*What is needed:* Collect from the data below each line with "image".
┌─ Records for this task
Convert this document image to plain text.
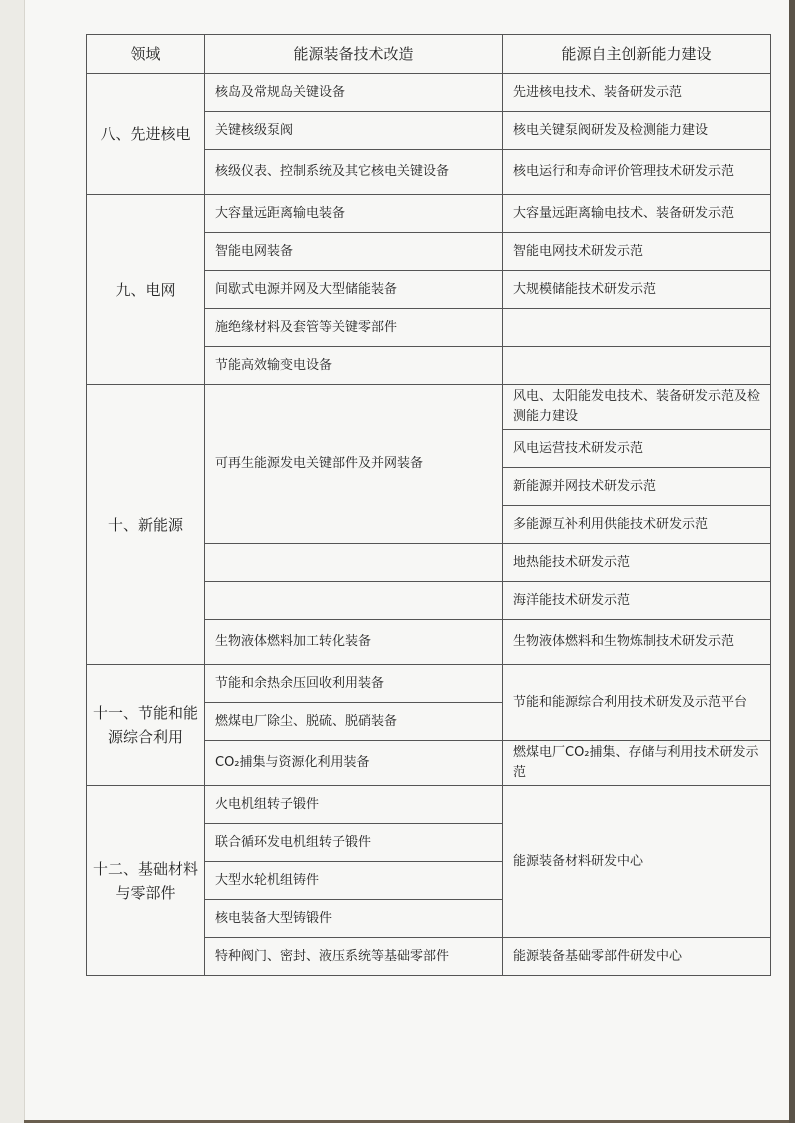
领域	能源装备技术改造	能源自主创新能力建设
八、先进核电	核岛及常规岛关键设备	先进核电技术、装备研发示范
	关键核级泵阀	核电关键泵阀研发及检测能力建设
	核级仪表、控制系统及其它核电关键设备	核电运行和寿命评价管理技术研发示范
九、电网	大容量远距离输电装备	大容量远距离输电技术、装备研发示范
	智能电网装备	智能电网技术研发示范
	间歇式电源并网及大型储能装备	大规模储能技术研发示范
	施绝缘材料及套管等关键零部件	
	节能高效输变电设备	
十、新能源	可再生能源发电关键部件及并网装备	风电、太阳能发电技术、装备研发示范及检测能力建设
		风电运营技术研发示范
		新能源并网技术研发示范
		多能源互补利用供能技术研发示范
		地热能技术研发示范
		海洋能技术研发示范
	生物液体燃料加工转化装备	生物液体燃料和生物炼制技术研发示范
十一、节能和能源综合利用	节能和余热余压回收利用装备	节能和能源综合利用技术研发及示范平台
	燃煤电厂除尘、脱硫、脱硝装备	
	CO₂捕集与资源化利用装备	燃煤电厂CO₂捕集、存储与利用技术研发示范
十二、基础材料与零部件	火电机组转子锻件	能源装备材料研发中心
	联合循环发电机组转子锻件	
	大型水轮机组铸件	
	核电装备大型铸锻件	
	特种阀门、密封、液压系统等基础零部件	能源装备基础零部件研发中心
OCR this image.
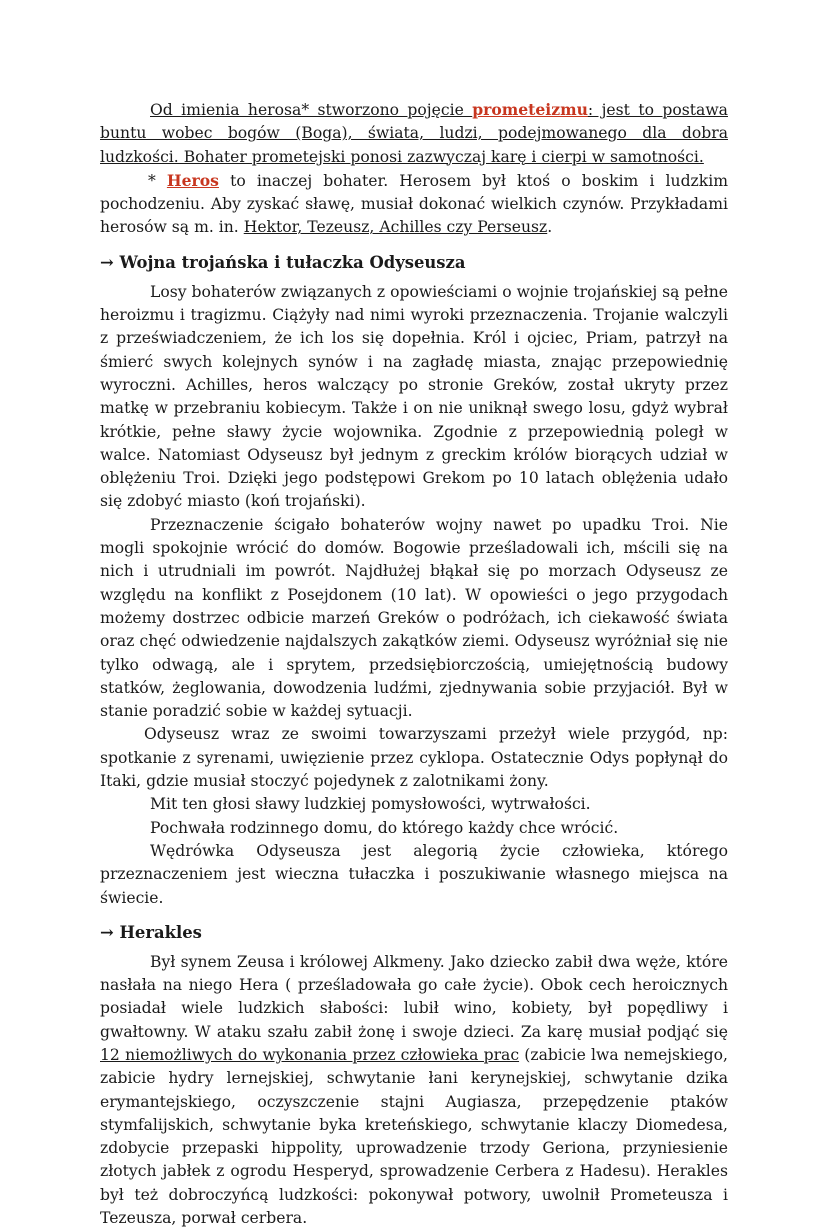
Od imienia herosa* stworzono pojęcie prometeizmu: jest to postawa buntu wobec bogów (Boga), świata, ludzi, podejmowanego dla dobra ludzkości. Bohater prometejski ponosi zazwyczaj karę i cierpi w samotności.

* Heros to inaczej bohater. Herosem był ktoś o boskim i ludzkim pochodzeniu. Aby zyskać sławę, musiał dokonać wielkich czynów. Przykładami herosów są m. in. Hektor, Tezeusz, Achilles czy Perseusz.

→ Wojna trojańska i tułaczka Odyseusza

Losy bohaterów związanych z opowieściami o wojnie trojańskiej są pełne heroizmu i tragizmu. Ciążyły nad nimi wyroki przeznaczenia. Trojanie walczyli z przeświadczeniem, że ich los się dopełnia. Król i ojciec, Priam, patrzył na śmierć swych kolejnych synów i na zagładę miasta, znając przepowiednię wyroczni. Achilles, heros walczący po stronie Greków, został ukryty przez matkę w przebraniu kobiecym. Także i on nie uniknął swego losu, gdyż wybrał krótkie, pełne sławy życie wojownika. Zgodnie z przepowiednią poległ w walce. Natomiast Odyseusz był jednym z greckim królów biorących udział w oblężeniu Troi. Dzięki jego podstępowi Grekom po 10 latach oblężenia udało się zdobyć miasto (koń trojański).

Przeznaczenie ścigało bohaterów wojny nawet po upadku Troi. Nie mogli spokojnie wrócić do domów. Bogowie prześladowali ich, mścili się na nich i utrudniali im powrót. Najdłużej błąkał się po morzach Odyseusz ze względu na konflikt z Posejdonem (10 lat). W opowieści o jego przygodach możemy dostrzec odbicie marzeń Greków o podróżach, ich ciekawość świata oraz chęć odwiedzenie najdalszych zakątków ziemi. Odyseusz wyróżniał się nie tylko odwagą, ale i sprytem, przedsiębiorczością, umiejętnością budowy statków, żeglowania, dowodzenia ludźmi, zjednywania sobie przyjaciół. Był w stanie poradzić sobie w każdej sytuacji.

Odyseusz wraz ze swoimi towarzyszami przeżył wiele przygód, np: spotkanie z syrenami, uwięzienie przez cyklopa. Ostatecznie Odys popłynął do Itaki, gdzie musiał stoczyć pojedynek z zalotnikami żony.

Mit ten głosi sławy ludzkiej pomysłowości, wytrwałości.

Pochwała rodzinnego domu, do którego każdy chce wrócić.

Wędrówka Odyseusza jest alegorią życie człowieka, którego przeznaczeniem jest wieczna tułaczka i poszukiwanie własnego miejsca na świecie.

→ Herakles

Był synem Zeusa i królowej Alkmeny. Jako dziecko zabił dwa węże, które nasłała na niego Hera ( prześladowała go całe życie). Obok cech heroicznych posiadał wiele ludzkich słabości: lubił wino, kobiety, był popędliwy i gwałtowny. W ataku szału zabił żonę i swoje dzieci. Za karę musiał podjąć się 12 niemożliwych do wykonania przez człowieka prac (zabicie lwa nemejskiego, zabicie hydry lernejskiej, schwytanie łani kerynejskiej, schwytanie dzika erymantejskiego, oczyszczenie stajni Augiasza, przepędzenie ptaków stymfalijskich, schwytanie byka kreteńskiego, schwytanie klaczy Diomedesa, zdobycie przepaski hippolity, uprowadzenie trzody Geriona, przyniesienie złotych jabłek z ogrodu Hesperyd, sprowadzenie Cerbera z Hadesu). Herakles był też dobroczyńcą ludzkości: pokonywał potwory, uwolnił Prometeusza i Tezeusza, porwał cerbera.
└─
*Task output:*
Convert this document image to plain text.
OCR this image.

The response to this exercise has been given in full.